#### [Exercise requirements]
Establish how many lines in the material include the string "JSON" and report it as a lone number.
___ Information shown ___
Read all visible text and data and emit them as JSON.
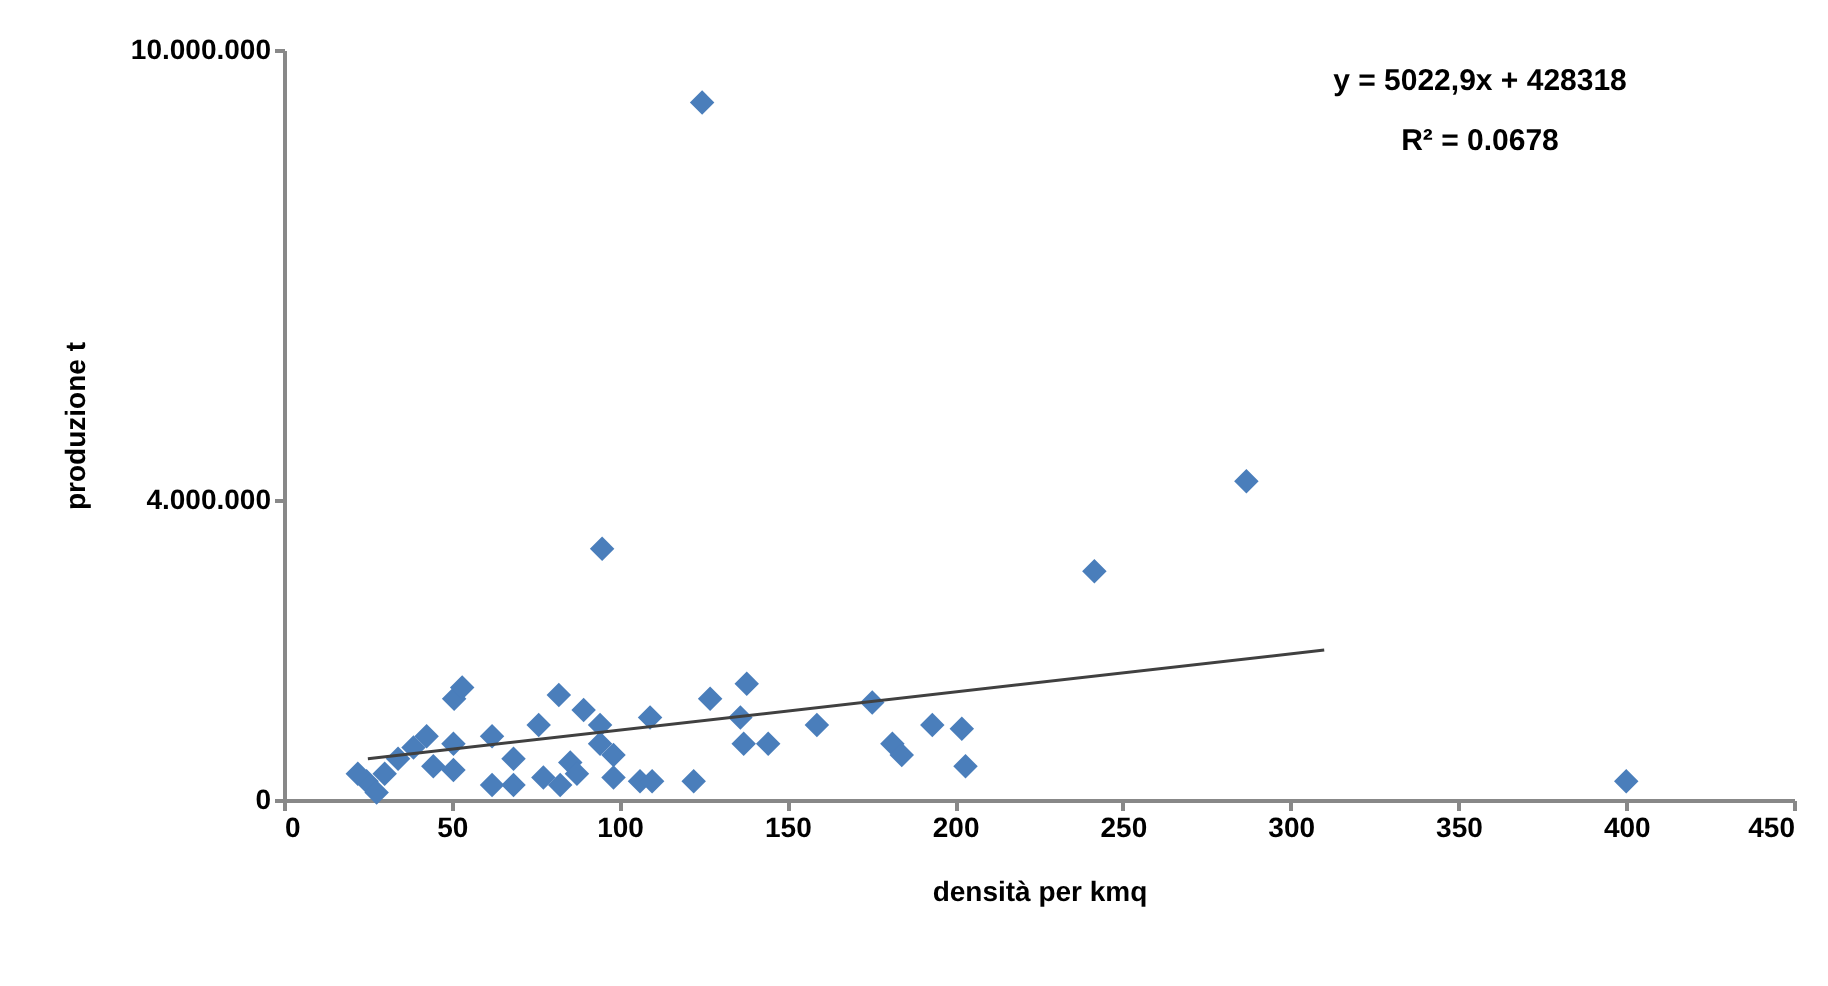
{
  "chart_data": {
    "type": "scatter",
    "xlabel": "densità per kmq",
    "ylabel": "produzione t",
    "annotations": [
      "y = 5022,9x + 428318",
      "R² = 0.0678"
    ],
    "xlim": [
      0,
      450
    ],
    "xticks": [
      0,
      50,
      100,
      150,
      200,
      250,
      300,
      350,
      400,
      450
    ],
    "ylim": [
      0,
      10000000
    ],
    "yticks": [
      0,
      {
        "value": 4000000,
        "label": "4.000.000"
      },
      {
        "value": 10000000,
        "label": "10.000.000"
      }
    ],
    "grid": false,
    "marker": "diamond",
    "series": [
      {
        "color": "#4a7ebb",
        "x": [
          124.6,
          286.8,
          94.8,
          241.5,
          400,
          62,
          62,
          68.4,
          68.4,
          75.9,
          77.3,
          81.9,
          82.3,
          85.3,
          87.3,
          89.3,
          94.2,
          94.2,
          98.2,
          98.2,
          106.1,
          109.7,
          109.1,
          122.1,
          127,
          137.9,
          136,
          137,
          144.3,
          158.8,
          175.3,
          181.3,
          184.1,
          193.2,
          202,
          203.1,
          50.7,
          53.1,
          24.6,
          27.6,
          38.6,
          42.5,
          44.5,
          50.5,
          50.5,
          22,
          30,
          34
        ],
        "values": [
          9300000,
          4250000,
          3350000,
          3050000,
          250000,
          850000,
          200000,
          550000,
          200000,
          1000000,
          300000,
          1400000,
          200000,
          500000,
          350000,
          1200000,
          1000000,
          750000,
          600000,
          300000,
          250000,
          250000,
          1100000,
          250000,
          1350000,
          1550000,
          1100000,
          750000,
          750000,
          1000000,
          1300000,
          750000,
          600000,
          1000000,
          950000,
          450000,
          1350000,
          1500000,
          250000,
          100000,
          700000,
          850000,
          450000,
          750000,
          400000,
          350000,
          350000,
          550000
        ]
      },
      {
        "type": "line",
        "color": "#404040",
        "marker": "none",
        "x": [
          25,
          310
        ],
        "values": [
          550000,
          2000000
        ]
      }
    ]
  }
}
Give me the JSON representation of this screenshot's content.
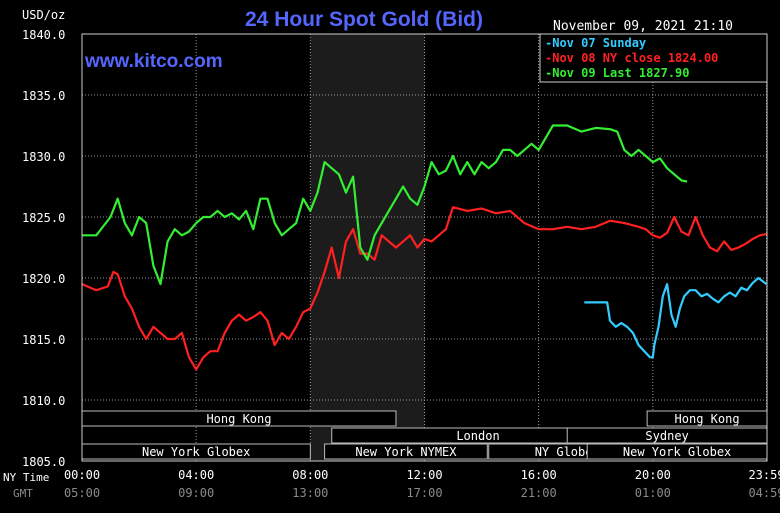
___
#### [Written reply]
2